§ WHAT IS ASKED: Below are some records; give them all again exactly, but not the pictures.

________________________________________

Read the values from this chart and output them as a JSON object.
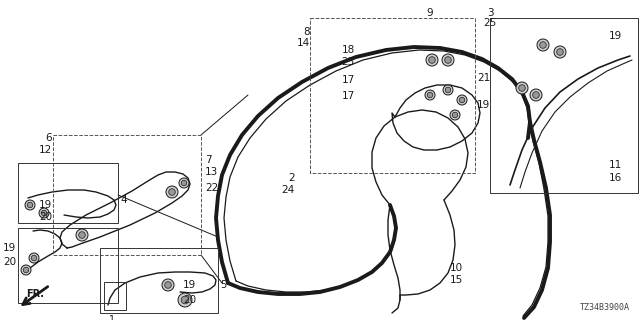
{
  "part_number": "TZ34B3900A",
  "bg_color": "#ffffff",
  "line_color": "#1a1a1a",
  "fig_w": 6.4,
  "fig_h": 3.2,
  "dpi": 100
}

________________________________________

§ RESPONSE FOR THIS EXERCISE:
Read the values from this chart and output them as a JSON object.
{
  "part_number": "TZ34B3900A",
  "bg_color": "#ffffff",
  "line_color": "#1a1a1a",
  "fig_w": 6.4,
  "fig_h": 3.2,
  "dpi": 100
}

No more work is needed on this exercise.